[RECORDS PROVIDED start]
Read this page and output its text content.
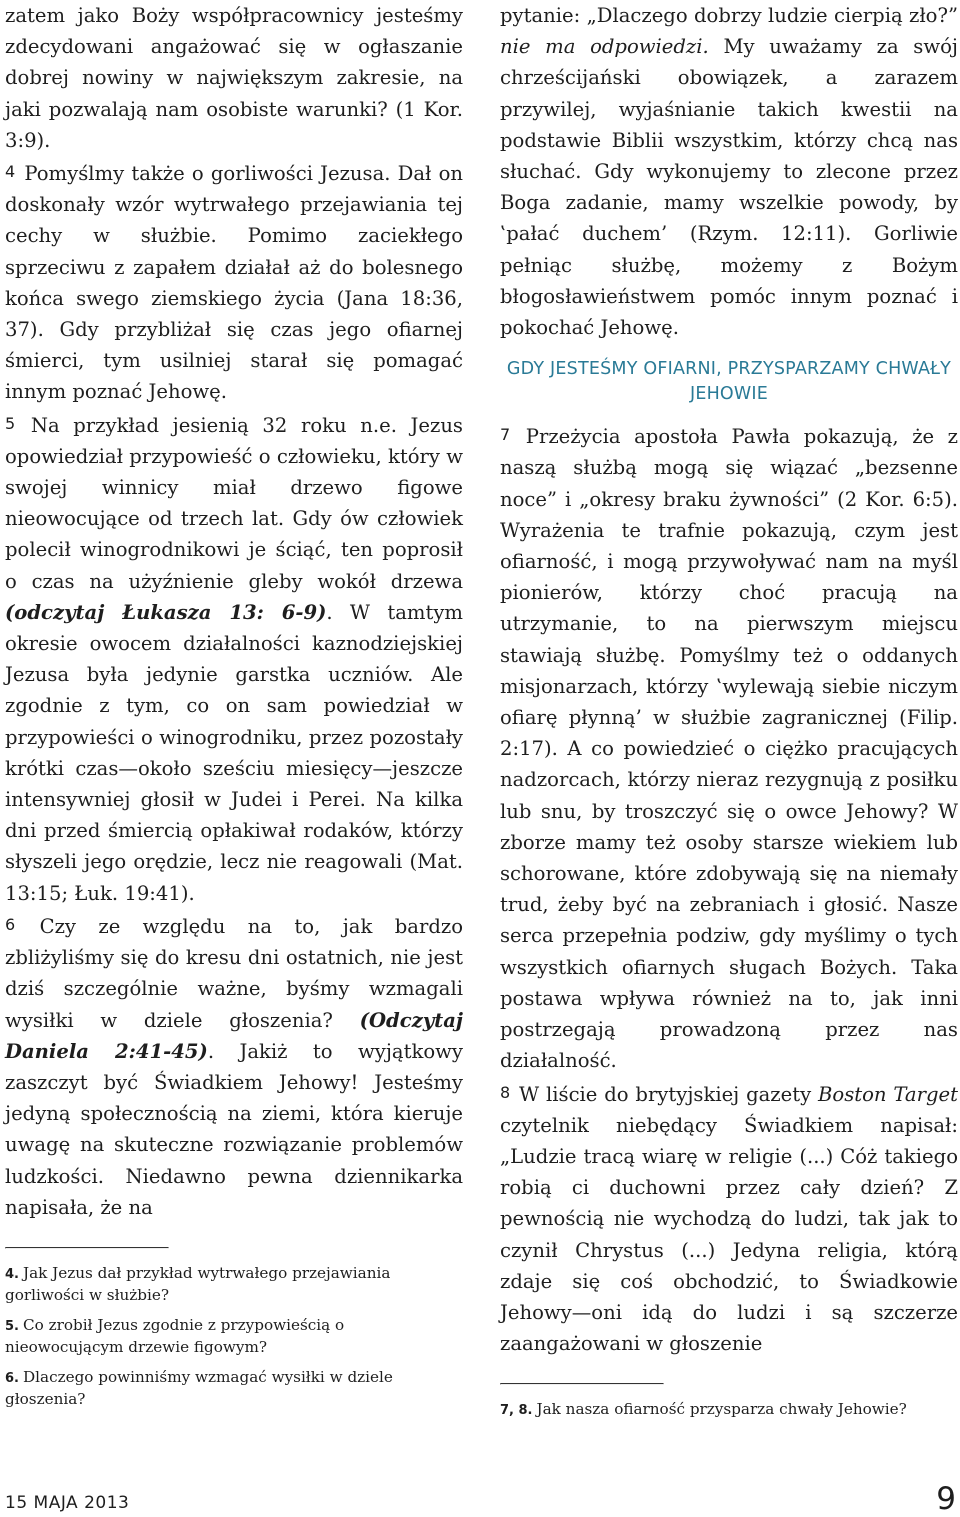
zatem jako Boży współpracownicy jesteśmy zdecydowani angażować się w ogłaszanie dobrej nowiny w największym zakresie, na jaki pozwalają nam osobiste warunki? (1 Kor. 3:9).

4 Pomyślmy także o gorliwości Jezusa. Dał on doskonały wzór wytrwałego przejawiania tej cechy w służbie. Pomimo zaciekłego sprzeciwu z zapałem działał aż do bolesnego końca swego ziemskiego życia (Jana 18:36, 37). Gdy przybliżał się czas jego ofiarnej śmierci, tym usilniej starał się pomagać innym poznać Jehowę.

5 Na przykład jesienią 32 roku n.e. Jezus opowiedział przypowieść o człowieku, który w swojej winnicy miał drzewo figowe nieowocujące od trzech lat. Gdy ów człowiek polecił winogrodnikowi je ściąć, ten poprosił o czas na użyźnienie gleby wokół drzewa (odczytaj Łukasza 13: 6-9). W tamtym okresie owocem działalności kaznodziejskiej Jezusa była jedynie garstka uczniów. Ale zgodnie z tym, co on sam powiedział w przypowieści o winogrodniku, przez pozostały krótki czas—około sześciu miesięcy—jeszcze intensywniej głosił w Judei i Perei. Na kilka dni przed śmiercią opłakiwał rodaków, którzy słyszeli jego orędzie, lecz nie reagowali (Mat. 13:15; Łuk. 19:41).

6 Czy ze względu na to, jak bardzo zbliżyliśmy się do kresu dni ostatnich, nie jest dziś szczególnie ważne, byśmy wzmagali wysiłki w dziele głoszenia? (Odczytaj Daniela 2:41-45). Jakiż to wyjątkowy zaszczyt być Świadkiem Jehowy! Jesteśmy jedyną społecznością na ziemi, która kieruje uwagę na skuteczne rozwiązanie problemów ludzkości. Niedawno pewna dziennikarka napisała, że na

4. Jak Jezus dał przykład wytrwałego przejawiania gorliwości w służbie?

5. Co zrobił Jezus zgodnie z przypowieścią o nieowocującym drzewie figowym?

6. Dlaczego powinniśmy wzmagać wysiłki w dziele głoszenia?

pytanie: „Dlaczego dobrzy ludzie cierpią zło?” nie ma odpowiedzi. My uważamy za swój chrześcijański obowiązek, a zarazem przywilej, wyjaśnianie takich kwestii na podstawie Biblii wszystkim, którzy chcą nas słuchać. Gdy wykonujemy to zlecone przez Boga zadanie, mamy wszelkie powody, by ‛pałać duchem’ (Rzym. 12:11). Gorliwie pełniąc służbę, możemy z Bożym błogosławieństwem pomóc innym poznać i pokochać Jehowę.

GDY JESTEŚMY OFIARNI, PRZYSPARZAMY CHWAŁY JEHOWIE

7 Przeżycia apostoła Pawła pokazują, że z naszą służbą mogą się wiązać „bezsenne noce” i „okresy braku żywności” (2 Kor. 6:5). Wyrażenia te trafnie pokazują, czym jest ofiarność, i mogą przywoływać nam na myśl pionierów, którzy choć pracują na utrzymanie, to na pierwszym miejscu stawiają służbę. Pomyślmy też o oddanych misjonarzach, którzy ‛wylewają siebie niczym ofiarę płynną’ w służbie zagranicznej (Filip. 2:17). A co powiedzieć o ciężko pracujących nadzorcach, którzy nieraz rezygnują z posiłku lub snu, by troszczyć się o owce Jehowy? W zborze mamy też osoby starsze wiekiem lub schorowane, które zdobywają się na niemały trud, żeby być na zebraniach i głosić. Nasze serca przepełnia podziw, gdy myślimy o tych wszystkich ofiarnych sługach Bożych. Taka postawa wpływa również na to, jak inni postrzegają prowadzoną przez nas działalność.

8 W liście do brytyjskiej gazety Boston Target czytelnik niebędący Świadkiem napisał: „Ludzie tracą wiarę w religie (...) Cóż takiego robią ci duchowni przez cały dzień? Z pewnością nie wychodzą do ludzi, tak jak to czynił Chrystus (...) Jedyna religia, którą zdaje się coś obchodzić, to Świadkowie Jehowy—oni idą do ludzi i są szczerze zaangażowani w głoszenie

7, 8. Jak nasza ofiarność przysparza chwały Jehowie?

15 MAJA 2013	9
[RECORDS PROVIDED end]
Write the full listing out again with every line unchanged, but include no pictures.

Read this page and output its text content.
zatem jako Boży współpracownicy jesteśmy zdecydowani angażować się w ogłaszanie dobrej nowiny w największym zakresie, na jaki pozwalają nam osobiste warunki? (1 Kor. 3:9).

4 Pomyślmy także o gorliwości Jezusa. Dał on doskonały wzór wytrwałego przejawiania tej cechy w służbie. Pomimo zaciekłego sprzeciwu z zapałem działał aż do bolesnego końca swego ziemskiego życia (Jana 18:36, 37). Gdy przybliżał się czas jego ofiarnej śmierci, tym usilniej starał się pomagać innym poznać Jehowę.

5 Na przykład jesienią 32 roku n.e. Jezus opowiedział przypowieść o człowieku, który w swojej winnicy miał drzewo figowe nieowocujące od trzech lat. Gdy ów człowiek polecił winogrodnikowi je ściąć, ten poprosił o czas na użyźnienie gleby wokół drzewa (odczytaj Łukasza 13: 6-9). W tamtym okresie owocem działalności kaznodziejskiej Jezusa była jedynie garstka uczniów. Ale zgodnie z tym, co on sam powiedział w przypowieści o winogrodniku, przez pozostały krótki czas—około sześciu miesięcy—jeszcze intensywniej głosił w Judei i Perei. Na kilka dni przed śmiercią opłakiwał rodaków, którzy słyszeli jego orędzie, lecz nie reagowali (Mat. 13:15; Łuk. 19:41).

6 Czy ze względu na to, jak bardzo zbliżyliśmy się do kresu dni ostatnich, nie jest dziś szczególnie ważne, byśmy wzmagali wysiłki w dziele głoszenia? (Odczytaj Daniela 2:41-45). Jakiż to wyjątkowy zaszczyt być Świadkiem Jehowy! Jesteśmy jedyną społecznością na ziemi, która kieruje uwagę na skuteczne rozwiązanie problemów ludzkości. Niedawno pewna dziennikarka napisała, że na

4. Jak Jezus dał przykład wytrwałego przejawiania gorliwości w służbie?

5. Co zrobił Jezus zgodnie z przypowieścią o nieowocującym drzewie figowym?

6. Dlaczego powinniśmy wzmagać wysiłki w dziele głoszenia?

pytanie: „Dlaczego dobrzy ludzie cierpią zło?” nie ma odpowiedzi. My uważamy za swój chrześcijański obowiązek, a zarazem przywilej, wyjaśnianie takich kwestii na podstawie Biblii wszystkim, którzy chcą nas słuchać. Gdy wykonujemy to zlecone przez Boga zadanie, mamy wszelkie powody, by ‛pałać duchem’ (Rzym. 12:11). Gorliwie pełniąc służbę, możemy z Bożym błogosławieństwem pomóc innym poznać i pokochać Jehowę.

GDY JESTEŚMY OFIARNI, PRZYSPARZAMY CHWAŁY JEHOWIE

7 Przeżycia apostoła Pawła pokazują, że z naszą służbą mogą się wiązać „bezsenne noce” i „okresy braku żywności” (2 Kor. 6:5). Wyrażenia te trafnie pokazują, czym jest ofiarność, i mogą przywoływać nam na myśl pionierów, którzy choć pracują na utrzymanie, to na pierwszym miejscu stawiają służbę. Pomyślmy też o oddanych misjonarzach, którzy ‛wylewają siebie niczym ofiarę płynną’ w służbie zagranicznej (Filip. 2:17). A co powiedzieć o ciężko pracujących nadzorcach, którzy nieraz rezygnują z posiłku lub snu, by troszczyć się o owce Jehowy? W zborze mamy też osoby starsze wiekiem lub schorowane, które zdobywają się na niemały trud, żeby być na zebraniach i głosić. Nasze serca przepełnia podziw, gdy myślimy o tych wszystkich ofiarnych sługach Bożych. Taka postawa wpływa również na to, jak inni postrzegają prowadzoną przez nas działalność.

8 W liście do brytyjskiej gazety Boston Target czytelnik niebędący Świadkiem napisał: „Ludzie tracą wiarę w religie (...) Cóż takiego robią ci duchowni przez cały dzień? Z pewnością nie wychodzą do ludzi, tak jak to czynił Chrystus (...) Jedyna religia, którą zdaje się coś obchodzić, to Świadkowie Jehowy—oni idą do ludzi i są szczerze zaangażowani w głoszenie

7, 8. Jak nasza ofiarność przysparza chwały Jehowie?

15 MAJA 2013	9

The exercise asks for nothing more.